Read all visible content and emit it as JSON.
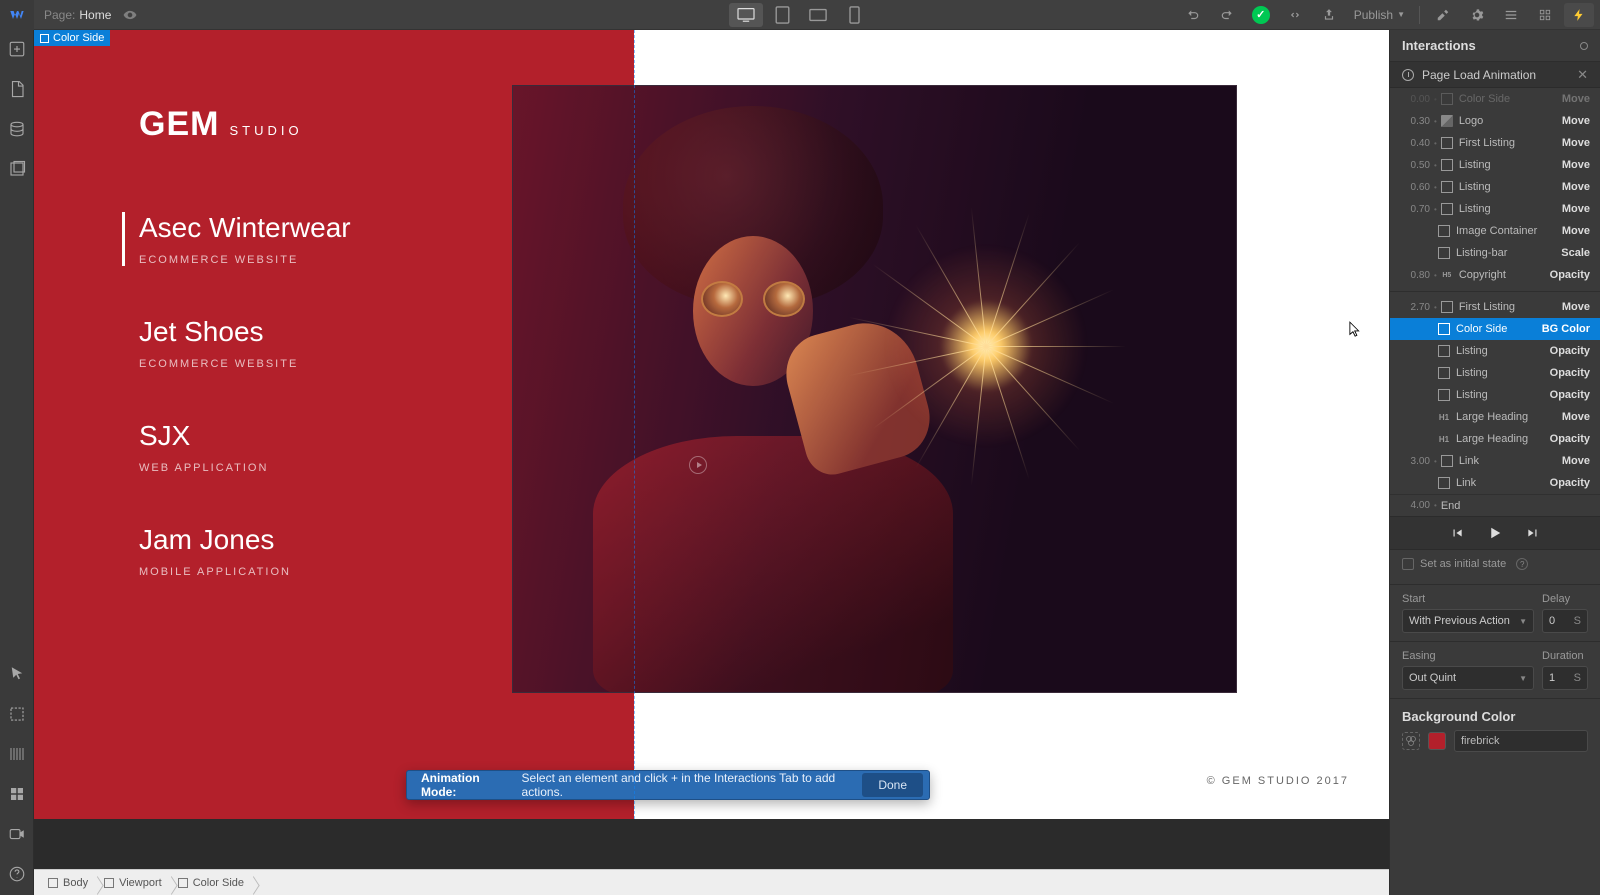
{
  "topbar": {
    "page_label": "Page:",
    "page_name": "Home",
    "publish": "Publish"
  },
  "selection_tag": "Color Side",
  "canvas": {
    "logo_main": "GEM",
    "logo_sub": "STUDIO",
    "listings": [
      {
        "title": "Asec Winterwear",
        "sub": "ECOMMERCE WEBSITE",
        "first": true
      },
      {
        "title": "Jet Shoes",
        "sub": "ECOMMERCE WEBSITE",
        "first": false
      },
      {
        "title": "SJX",
        "sub": "WEB APPLICATION",
        "first": false
      },
      {
        "title": "Jam Jones",
        "sub": "MOBILE APPLICATION",
        "first": false
      }
    ],
    "copyright": "© GEM STUDIO 2017"
  },
  "notice": {
    "title": "Animation Mode:",
    "body": "Select an element and click + in the Interactions Tab to add actions.",
    "done": "Done"
  },
  "panel": {
    "title": "Interactions",
    "trigger": "Page Load Animation",
    "timeline": [
      {
        "time": "0.00",
        "dim": true,
        "icon": "sq",
        "name": "Color Side",
        "action": "Move"
      },
      {
        "time": "0.30",
        "icon": "img",
        "name": "Logo",
        "action": "Move"
      },
      {
        "time": "0.40",
        "icon": "sq",
        "name": "First Listing",
        "action": "Move"
      },
      {
        "time": "0.50",
        "icon": "sq",
        "name": "Listing",
        "action": "Move"
      },
      {
        "time": "0.60",
        "icon": "sq",
        "name": "Listing",
        "action": "Move"
      },
      {
        "time": "0.70",
        "icon": "sq",
        "name": "Listing",
        "action": "Move"
      },
      {
        "time": "",
        "icon": "sq",
        "name": "Image Container",
        "action": "Move"
      },
      {
        "time": "",
        "icon": "sq",
        "name": "Listing-bar",
        "action": "Scale"
      },
      {
        "time": "0.80",
        "icon": "h5",
        "name": "Copyright",
        "action": "Opacity"
      },
      {
        "divider": true
      },
      {
        "time": "2.70",
        "icon": "sq",
        "name": "First Listing",
        "action": "Move"
      },
      {
        "time": "",
        "sel": true,
        "icon": "sq",
        "name": "Color Side",
        "action": "BG Color"
      },
      {
        "time": "",
        "icon": "sq",
        "name": "Listing",
        "action": "Opacity"
      },
      {
        "time": "",
        "icon": "sq",
        "name": "Listing",
        "action": "Opacity"
      },
      {
        "time": "",
        "icon": "sq",
        "name": "Listing",
        "action": "Opacity"
      },
      {
        "time": "",
        "icon": "h1",
        "name": "Large Heading",
        "action": "Move"
      },
      {
        "time": "",
        "icon": "h1",
        "name": "Large Heading",
        "action": "Opacity"
      },
      {
        "time": "3.00",
        "icon": "sq",
        "name": "Link",
        "action": "Move"
      },
      {
        "time": "",
        "icon": "sq",
        "name": "Link",
        "action": "Opacity"
      }
    ],
    "end_time": "4.00",
    "end_label": "End",
    "initial_state": "Set as initial state",
    "props": {
      "start_label": "Start",
      "delay_label": "Delay",
      "start_value": "With Previous Action",
      "delay_value": "0",
      "delay_unit": "S",
      "easing_label": "Easing",
      "duration_label": "Duration",
      "easing_value": "Out Quint",
      "duration_value": "1",
      "duration_unit": "S"
    },
    "bgcolor": {
      "heading": "Background Color",
      "value": "firebrick"
    }
  },
  "breadcrumb": [
    {
      "label": "Body"
    },
    {
      "label": "Viewport"
    },
    {
      "label": "Color Side"
    }
  ]
}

## What you have to do
Restate the data above exactly, stripping out each image.

## Worked solution
Read all visible content and emit it as JSON.
{
  "topbar": {
    "page_label": "Page:",
    "page_name": "Home",
    "publish": "Publish"
  },
  "selection_tag": "Color Side",
  "canvas": {
    "logo_main": "GEM",
    "logo_sub": "STUDIO",
    "listings": [
      {
        "title": "Asec Winterwear",
        "sub": "ECOMMERCE WEBSITE",
        "first": true
      },
      {
        "title": "Jet Shoes",
        "sub": "ECOMMERCE WEBSITE",
        "first": false
      },
      {
        "title": "SJX",
        "sub": "WEB APPLICATION",
        "first": false
      },
      {
        "title": "Jam Jones",
        "sub": "MOBILE APPLICATION",
        "first": false
      }
    ],
    "copyright": "© GEM STUDIO 2017"
  },
  "notice": {
    "title": "Animation Mode:",
    "body": "Select an element and click + in the Interactions Tab to add actions.",
    "done": "Done"
  },
  "panel": {
    "title": "Interactions",
    "trigger": "Page Load Animation",
    "timeline": [
      {
        "time": "0.00",
        "dim": true,
        "icon": "sq",
        "name": "Color Side",
        "action": "Move"
      },
      {
        "time": "0.30",
        "icon": "img",
        "name": "Logo",
        "action": "Move"
      },
      {
        "time": "0.40",
        "icon": "sq",
        "name": "First Listing",
        "action": "Move"
      },
      {
        "time": "0.50",
        "icon": "sq",
        "name": "Listing",
        "action": "Move"
      },
      {
        "time": "0.60",
        "icon": "sq",
        "name": "Listing",
        "action": "Move"
      },
      {
        "time": "0.70",
        "icon": "sq",
        "name": "Listing",
        "action": "Move"
      },
      {
        "time": "",
        "icon": "sq",
        "name": "Image Container",
        "action": "Move"
      },
      {
        "time": "",
        "icon": "sq",
        "name": "Listing-bar",
        "action": "Scale"
      },
      {
        "time": "0.80",
        "icon": "h5",
        "name": "Copyright",
        "action": "Opacity"
      },
      {
        "divider": true
      },
      {
        "time": "2.70",
        "icon": "sq",
        "name": "First Listing",
        "action": "Move"
      },
      {
        "time": "",
        "sel": true,
        "icon": "sq",
        "name": "Color Side",
        "action": "BG Color"
      },
      {
        "time": "",
        "icon": "sq",
        "name": "Listing",
        "action": "Opacity"
      },
      {
        "time": "",
        "icon": "sq",
        "name": "Listing",
        "action": "Opacity"
      },
      {
        "time": "",
        "icon": "sq",
        "name": "Listing",
        "action": "Opacity"
      },
      {
        "time": "",
        "icon": "h1",
        "name": "Large Heading",
        "action": "Move"
      },
      {
        "time": "",
        "icon": "h1",
        "name": "Large Heading",
        "action": "Opacity"
      },
      {
        "time": "3.00",
        "icon": "sq",
        "name": "Link",
        "action": "Move"
      },
      {
        "time": "",
        "icon": "sq",
        "name": "Link",
        "action": "Opacity"
      }
    ],
    "end_time": "4.00",
    "end_label": "End",
    "initial_state": "Set as initial state",
    "props": {
      "start_label": "Start",
      "delay_label": "Delay",
      "start_value": "With Previous Action",
      "delay_value": "0",
      "delay_unit": "S",
      "easing_label": "Easing",
      "duration_label": "Duration",
      "easing_value": "Out Quint",
      "duration_value": "1",
      "duration_unit": "S"
    },
    "bgcolor": {
      "heading": "Background Color",
      "value": "firebrick"
    }
  },
  "breadcrumb": [
    {
      "label": "Body"
    },
    {
      "label": "Viewport"
    },
    {
      "label": "Color Side"
    }
  ]
}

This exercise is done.